**CONSEGNA:** Ricopia per intero il testo sulle barriere architettoniche, senza cambiare nulla.

**TESTO PROPOSTO:**
· · · · · · ·
Cosa sono le barriere architettoniche?

Le barriere architettoniche sono, “banalmente”, tutti quegli ostacoli che impediscono ad una persona invalida/diversamente abile/a ridotta mobilità di vivere al meglio, senza impedimenti, la propria vita, lavorativa e sociale.
Le persone a ridotta mobilità coprono un bacino molto ampio. Non si tratta più, soltanto, di soggetti con disabilità motoria e/o sensoriale, ma anche di anziani, bambini che, ad esempio, portano grossi pesi, donne in gravidanza o persone che hanno problemi di comunicazione.

Le normative del 1989: 30 anni di barriere!

Due sono le normative a favore dei diversamente abili: la legge 13/1989Disposizioni per favorire il superamento e l’eliminazione delle barriere architettoniche” e il DM dei Lavori Pubblici 236/1989.
Secondo Giuseppe Trieste, presidente nazionale di FIABA (Federazione Italiana Abbattimento Barriere Architettoniche) fondata nel 2000, “l’applicazione puntuale di quanto previsto per legge non è stato sufficiente a rendere un luogo effettivamente fruibile e confortevole per tutti“.
La prima legge, ad esempio, si preoccupava di rimborsare lavori di abbattimento delle barriere in ambito privato, attraverso l’istituzione di un fondo speciale. Questi rimborsi, però, non sono stati erogati.
· · · · · · ·
**MATERIALE DI STUDIO:**
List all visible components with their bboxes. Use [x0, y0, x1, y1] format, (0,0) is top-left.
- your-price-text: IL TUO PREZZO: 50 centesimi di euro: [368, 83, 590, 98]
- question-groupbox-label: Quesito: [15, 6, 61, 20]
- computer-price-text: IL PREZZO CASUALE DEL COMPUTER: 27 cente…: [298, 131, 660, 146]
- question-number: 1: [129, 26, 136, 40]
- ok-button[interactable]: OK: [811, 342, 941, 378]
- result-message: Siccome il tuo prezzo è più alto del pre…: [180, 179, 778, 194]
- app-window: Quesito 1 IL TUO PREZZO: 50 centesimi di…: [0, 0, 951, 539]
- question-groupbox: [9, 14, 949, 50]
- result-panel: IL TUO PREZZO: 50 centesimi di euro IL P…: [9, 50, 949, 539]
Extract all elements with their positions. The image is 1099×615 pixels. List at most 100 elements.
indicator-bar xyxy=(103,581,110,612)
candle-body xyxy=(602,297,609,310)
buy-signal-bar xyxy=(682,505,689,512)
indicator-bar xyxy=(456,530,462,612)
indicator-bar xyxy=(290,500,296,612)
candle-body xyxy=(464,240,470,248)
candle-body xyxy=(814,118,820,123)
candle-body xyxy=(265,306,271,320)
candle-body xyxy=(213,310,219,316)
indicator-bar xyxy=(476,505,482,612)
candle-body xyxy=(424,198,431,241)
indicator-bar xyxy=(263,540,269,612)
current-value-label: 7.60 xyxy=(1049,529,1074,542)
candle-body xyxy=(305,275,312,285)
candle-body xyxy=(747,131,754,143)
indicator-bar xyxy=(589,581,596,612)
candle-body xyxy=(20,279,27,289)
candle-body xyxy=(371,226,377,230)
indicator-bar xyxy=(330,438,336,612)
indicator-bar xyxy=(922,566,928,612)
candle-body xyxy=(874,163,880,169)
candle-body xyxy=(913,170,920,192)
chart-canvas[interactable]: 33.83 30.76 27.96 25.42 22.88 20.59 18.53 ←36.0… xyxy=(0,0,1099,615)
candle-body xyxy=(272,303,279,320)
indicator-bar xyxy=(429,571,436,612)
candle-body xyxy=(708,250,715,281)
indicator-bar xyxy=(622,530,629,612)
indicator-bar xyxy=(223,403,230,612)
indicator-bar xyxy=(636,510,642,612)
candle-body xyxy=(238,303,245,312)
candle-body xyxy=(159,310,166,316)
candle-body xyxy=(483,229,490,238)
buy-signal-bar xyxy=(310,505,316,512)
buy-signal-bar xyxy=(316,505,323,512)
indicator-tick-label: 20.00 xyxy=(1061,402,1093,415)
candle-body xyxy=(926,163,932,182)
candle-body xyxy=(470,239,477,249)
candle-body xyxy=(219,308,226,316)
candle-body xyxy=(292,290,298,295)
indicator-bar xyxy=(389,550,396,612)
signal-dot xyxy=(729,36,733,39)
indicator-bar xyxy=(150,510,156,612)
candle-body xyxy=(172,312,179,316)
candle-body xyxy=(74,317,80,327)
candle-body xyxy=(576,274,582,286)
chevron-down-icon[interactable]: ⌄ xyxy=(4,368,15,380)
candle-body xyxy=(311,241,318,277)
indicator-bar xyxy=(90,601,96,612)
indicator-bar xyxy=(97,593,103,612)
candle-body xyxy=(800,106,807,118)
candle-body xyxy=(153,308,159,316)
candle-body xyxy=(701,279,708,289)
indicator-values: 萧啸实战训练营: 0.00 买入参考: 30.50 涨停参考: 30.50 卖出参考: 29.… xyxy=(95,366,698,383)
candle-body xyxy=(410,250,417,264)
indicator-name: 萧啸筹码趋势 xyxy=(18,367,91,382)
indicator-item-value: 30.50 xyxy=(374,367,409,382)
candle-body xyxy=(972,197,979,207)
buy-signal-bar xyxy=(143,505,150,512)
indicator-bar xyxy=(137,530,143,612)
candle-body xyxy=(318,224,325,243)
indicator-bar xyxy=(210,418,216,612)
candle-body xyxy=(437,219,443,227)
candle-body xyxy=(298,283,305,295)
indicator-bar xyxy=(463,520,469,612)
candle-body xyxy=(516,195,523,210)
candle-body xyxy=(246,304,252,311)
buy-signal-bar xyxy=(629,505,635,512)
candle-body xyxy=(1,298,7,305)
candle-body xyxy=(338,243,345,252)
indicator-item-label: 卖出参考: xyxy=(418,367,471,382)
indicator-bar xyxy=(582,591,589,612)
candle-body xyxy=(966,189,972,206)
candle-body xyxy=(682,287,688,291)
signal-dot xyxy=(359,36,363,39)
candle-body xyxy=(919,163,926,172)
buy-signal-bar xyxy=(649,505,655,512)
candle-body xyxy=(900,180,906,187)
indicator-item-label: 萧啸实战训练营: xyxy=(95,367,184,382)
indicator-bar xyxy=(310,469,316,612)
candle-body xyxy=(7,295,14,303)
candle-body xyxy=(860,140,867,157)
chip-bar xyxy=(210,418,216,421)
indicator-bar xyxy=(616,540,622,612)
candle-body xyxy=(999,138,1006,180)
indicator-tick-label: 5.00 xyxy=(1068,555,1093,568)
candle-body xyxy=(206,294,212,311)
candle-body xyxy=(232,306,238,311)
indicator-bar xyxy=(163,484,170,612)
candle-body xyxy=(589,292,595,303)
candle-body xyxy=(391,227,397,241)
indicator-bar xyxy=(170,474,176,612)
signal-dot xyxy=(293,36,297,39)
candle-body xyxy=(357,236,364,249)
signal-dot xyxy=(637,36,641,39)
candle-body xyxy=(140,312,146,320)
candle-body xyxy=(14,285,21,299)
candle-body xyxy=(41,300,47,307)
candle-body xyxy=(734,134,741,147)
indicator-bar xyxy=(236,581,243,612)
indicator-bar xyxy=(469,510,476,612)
· · · · · · ·
**COMPITO SVOLTO:**
Cosa sono le barriere architettoniche?

Le barriere architettoniche sono, “banalmente”, tutti quegli ostacoli che impediscono ad una persona invalida/diversamente abile/a ridotta mobilità di vivere al meglio, senza impedimenti, la propria vita, lavorativa e sociale.
Le persone a ridotta mobilità coprono un bacino molto ampio. Non si tratta più, soltanto, di soggetti con disabilità motoria e/o sensoriale, ma anche di anziani, bambini che, ad esempio, portano grossi pesi, donne in gravidanza o persone che hanno problemi di comunicazione.

Le normative del 1989: 30 anni di barriere!

Due sono le normative a favore dei diversamente abili: la legge 13/1989Disposizioni per favorire il superamento e l’eliminazione delle barriere architettoniche” e il DM dei Lavori Pubblici 236/1989.
Secondo Giuseppe Trieste, presidente nazionale di FIABA (Federazione Italiana Abbattimento Barriere Architettoniche) fondata nel 2000, “l’applicazione puntuale di quanto previsto per legge non è stato sufficiente a rendere un luogo effettivamente fruibile e confortevole per tutti“.
La prima legge, ad esempio, si preoccupava di rimborsare lavori di abbattimento delle barriere in ambito privato, attraverso l’istituzione di un fondo speciale. Questi rimborsi, però, non sono stati erogati.